Extracted data entries
--- begin ---

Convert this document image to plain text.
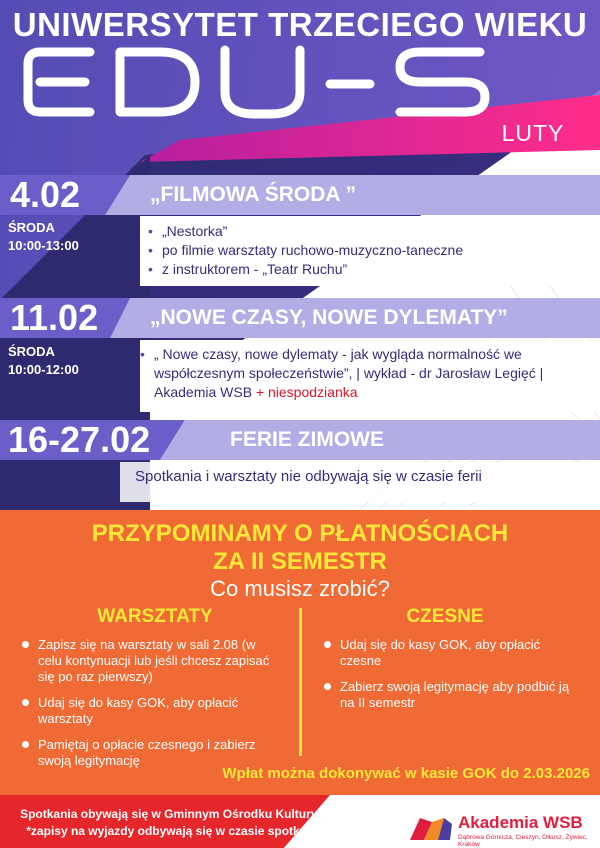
UNIWERSYTET TRZECIEGO WIEKU
LUTY
4.02	„FILMOWA ŚRODA ”
ŚRODA
10:00-13:00
• „Nestorka”
• po filmie warsztaty ruchowo-muzyczno-taneczne
• z instruktorem - „Teatr Ruchu”
11.02 „NOWE CZASY, NOWE DYLEMATY”
ŚRODA
10:00-12:00
• „ Nowe czasy, nowe dylematy - jak wygląda normalność we
współczesnym społeczeństwie”, | wykład - dr Jarosław Legięć |
Akademia WSB + niespodzianka
16-27.02	FERIE ZIMOWE
Spotkania i warsztaty nie odbywają się w czasie ferii
PRZYPOMINAMY O PŁATNOŚCIACH
ZA II SEMESTR
Co musisz zrobić?
WARSZTATY	CZESNE
Zapisz się na warsztaty w sali 2.08 (w celu kontynuacji lub jeśli chcesz zapisać się po raz pierwszy)
Udaj się do kasy GOK, aby opłacić warsztaty
Pamiętaj o opłacie czesnego i zabierz swoją legitymację
Udaj się do kasy GOK, aby opłacić czesne
Zabierz swoją legitymację aby podbić ją na II semestr
Wpłat można dokonywać w kasie GOK do 2.03.2026
Spotkania obywają się w Gminnym Ośrodku Kultury,
*zapisy na wyjazdy odbywają się w czasie spotkań	Akademia WSB
Dąbrowa Górnicza, Cieszyn, Olkusz, Żywiec, Kraków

--- end ---

What you will do:
Determine how many lines in the data above contain the string "swoją". Give nothing except the number.

Response for this exercise:
2